Examine the material below. Gather every line in which the string "value" appears.

"""

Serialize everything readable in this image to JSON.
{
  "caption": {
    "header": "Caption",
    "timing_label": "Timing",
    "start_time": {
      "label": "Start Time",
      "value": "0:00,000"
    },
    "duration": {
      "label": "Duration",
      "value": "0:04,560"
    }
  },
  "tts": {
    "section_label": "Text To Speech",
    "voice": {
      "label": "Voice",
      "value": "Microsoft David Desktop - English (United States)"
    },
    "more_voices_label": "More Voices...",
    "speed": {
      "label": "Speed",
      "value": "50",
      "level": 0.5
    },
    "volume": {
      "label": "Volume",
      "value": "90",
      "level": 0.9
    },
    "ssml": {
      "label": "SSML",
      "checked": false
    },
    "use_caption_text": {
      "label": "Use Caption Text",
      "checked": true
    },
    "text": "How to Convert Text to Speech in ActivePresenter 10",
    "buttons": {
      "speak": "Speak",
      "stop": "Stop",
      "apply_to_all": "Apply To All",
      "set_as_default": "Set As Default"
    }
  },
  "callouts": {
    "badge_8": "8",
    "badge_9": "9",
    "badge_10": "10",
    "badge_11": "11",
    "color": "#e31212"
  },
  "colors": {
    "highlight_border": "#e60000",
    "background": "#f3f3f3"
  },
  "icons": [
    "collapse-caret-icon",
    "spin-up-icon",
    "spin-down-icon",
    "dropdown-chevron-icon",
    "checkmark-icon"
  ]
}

"""

## Output
      "value": "0:00,000"
      "value": "0:04,560"
      "value": "Microsoft David Desktop - English (United States)"
      "value": "50",
      "value": "90",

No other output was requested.